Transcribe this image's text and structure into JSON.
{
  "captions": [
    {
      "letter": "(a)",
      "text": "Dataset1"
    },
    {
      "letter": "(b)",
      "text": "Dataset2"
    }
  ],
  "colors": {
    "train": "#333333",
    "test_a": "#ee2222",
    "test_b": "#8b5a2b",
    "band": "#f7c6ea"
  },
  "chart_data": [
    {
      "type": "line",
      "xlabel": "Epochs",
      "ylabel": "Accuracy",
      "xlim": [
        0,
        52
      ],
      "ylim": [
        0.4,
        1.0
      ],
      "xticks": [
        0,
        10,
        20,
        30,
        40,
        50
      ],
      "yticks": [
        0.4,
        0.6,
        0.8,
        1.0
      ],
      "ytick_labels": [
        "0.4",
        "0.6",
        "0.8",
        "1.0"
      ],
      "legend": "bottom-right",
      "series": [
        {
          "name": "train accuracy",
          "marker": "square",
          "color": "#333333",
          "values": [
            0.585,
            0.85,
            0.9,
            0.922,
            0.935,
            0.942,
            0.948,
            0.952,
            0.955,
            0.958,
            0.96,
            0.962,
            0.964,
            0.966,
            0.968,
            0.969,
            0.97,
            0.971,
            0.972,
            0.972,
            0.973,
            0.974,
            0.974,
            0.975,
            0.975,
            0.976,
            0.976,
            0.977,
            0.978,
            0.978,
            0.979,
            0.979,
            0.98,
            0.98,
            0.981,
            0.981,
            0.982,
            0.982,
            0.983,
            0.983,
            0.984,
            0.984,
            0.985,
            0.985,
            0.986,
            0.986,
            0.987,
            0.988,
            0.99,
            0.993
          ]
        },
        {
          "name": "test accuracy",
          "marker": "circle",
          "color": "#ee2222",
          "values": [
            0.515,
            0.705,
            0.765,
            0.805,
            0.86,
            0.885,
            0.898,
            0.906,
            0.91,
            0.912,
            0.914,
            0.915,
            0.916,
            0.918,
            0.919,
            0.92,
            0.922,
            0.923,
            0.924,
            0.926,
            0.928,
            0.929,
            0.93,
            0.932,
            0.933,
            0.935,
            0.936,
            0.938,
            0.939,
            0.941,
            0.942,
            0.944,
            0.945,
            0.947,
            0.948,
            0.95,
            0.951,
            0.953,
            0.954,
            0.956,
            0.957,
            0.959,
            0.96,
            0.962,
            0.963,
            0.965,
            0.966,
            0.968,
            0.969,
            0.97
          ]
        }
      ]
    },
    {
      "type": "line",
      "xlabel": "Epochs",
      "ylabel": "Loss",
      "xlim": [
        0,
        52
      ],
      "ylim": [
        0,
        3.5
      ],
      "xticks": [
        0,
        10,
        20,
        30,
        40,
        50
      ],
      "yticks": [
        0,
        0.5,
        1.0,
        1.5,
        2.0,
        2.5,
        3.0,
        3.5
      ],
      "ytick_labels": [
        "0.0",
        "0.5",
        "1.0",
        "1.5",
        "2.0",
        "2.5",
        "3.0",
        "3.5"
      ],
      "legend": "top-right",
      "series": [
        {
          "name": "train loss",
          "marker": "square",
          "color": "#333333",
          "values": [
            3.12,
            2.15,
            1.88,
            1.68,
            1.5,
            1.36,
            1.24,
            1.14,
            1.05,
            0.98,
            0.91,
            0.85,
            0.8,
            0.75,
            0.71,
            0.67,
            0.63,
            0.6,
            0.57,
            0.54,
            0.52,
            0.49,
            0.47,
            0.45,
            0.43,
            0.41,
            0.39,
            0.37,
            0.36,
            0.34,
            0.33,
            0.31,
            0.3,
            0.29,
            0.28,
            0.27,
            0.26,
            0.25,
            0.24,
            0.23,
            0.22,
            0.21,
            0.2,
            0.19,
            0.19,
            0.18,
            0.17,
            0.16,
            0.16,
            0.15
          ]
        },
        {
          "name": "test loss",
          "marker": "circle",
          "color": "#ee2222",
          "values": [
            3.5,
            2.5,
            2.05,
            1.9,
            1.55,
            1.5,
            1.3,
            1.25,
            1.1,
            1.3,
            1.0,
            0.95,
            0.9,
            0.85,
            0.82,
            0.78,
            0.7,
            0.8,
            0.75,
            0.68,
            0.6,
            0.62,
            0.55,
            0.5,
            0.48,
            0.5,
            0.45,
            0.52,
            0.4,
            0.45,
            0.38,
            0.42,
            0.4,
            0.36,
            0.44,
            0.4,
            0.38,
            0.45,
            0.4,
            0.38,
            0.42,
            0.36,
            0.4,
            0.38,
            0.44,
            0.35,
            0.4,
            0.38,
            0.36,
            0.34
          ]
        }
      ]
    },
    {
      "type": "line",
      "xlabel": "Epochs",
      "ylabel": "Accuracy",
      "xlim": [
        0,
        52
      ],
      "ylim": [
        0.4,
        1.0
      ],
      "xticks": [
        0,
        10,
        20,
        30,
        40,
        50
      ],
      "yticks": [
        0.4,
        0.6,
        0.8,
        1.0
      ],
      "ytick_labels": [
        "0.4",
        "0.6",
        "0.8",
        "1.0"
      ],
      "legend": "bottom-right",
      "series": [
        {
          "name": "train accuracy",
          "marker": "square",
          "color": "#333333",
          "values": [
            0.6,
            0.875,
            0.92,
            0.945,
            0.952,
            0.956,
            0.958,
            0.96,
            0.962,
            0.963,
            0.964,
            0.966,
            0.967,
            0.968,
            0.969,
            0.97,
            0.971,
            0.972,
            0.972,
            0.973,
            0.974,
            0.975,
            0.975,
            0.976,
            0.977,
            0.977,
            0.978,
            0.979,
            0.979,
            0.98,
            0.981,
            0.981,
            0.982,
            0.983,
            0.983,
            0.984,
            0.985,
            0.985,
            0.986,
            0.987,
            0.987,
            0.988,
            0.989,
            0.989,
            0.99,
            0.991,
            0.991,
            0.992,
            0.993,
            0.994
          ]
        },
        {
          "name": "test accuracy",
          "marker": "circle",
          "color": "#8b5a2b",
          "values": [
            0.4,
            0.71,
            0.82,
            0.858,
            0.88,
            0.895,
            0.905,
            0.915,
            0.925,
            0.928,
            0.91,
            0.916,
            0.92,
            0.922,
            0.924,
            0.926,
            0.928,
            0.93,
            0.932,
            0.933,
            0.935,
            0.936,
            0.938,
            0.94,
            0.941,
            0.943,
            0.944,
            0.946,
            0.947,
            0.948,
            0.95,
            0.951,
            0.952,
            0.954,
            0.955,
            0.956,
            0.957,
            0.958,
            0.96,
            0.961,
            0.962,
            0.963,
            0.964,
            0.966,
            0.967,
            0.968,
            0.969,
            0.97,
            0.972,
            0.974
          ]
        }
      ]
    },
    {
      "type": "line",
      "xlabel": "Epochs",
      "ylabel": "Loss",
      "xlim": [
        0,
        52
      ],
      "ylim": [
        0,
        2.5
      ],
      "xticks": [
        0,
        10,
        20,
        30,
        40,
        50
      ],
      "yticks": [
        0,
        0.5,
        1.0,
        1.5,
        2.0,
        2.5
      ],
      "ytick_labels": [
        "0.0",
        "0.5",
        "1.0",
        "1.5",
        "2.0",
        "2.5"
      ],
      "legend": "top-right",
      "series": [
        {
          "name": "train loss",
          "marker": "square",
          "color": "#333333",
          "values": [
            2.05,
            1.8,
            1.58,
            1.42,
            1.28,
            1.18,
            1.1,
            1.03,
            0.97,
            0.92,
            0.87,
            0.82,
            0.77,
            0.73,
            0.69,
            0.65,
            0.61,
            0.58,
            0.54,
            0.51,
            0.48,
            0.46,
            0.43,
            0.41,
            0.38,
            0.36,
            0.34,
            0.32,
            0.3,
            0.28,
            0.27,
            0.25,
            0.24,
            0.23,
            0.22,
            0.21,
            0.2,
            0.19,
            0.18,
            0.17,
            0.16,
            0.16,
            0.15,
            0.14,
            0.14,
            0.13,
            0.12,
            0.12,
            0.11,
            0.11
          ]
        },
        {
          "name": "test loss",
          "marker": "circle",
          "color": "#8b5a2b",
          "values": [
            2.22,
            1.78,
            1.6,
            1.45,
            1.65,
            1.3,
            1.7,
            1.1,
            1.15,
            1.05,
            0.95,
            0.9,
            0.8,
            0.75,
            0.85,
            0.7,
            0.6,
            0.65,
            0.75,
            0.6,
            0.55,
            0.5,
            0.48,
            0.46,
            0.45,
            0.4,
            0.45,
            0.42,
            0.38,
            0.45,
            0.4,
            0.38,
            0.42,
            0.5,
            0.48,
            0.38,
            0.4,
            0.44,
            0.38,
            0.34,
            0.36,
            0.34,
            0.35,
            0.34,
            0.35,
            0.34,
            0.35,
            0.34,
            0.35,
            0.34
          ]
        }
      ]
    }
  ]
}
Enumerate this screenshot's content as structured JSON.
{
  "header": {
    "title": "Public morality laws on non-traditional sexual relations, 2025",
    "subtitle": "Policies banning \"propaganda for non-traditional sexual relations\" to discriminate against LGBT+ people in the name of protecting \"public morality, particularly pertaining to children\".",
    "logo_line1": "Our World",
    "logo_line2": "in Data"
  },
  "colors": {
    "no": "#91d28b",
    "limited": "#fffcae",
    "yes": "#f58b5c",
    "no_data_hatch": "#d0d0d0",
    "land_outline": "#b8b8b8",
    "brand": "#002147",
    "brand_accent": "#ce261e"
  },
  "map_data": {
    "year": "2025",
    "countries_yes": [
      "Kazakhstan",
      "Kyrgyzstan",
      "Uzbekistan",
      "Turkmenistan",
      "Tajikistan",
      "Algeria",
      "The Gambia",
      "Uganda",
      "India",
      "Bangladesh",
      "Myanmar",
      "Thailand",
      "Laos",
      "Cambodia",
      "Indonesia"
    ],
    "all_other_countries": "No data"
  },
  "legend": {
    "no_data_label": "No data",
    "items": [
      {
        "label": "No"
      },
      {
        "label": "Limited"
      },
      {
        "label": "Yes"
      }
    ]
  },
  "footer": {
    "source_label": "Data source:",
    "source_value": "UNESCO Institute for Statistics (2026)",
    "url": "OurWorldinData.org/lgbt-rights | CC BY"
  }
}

* * *

# [AIM OF THE TASK]
Filter the listing above by the word "JSON"; copy each line that passes.

# [COMPLETED TASK]
Transcribe this image's text and structure into JSON.
Enumerate this screenshot's content as structured JSON.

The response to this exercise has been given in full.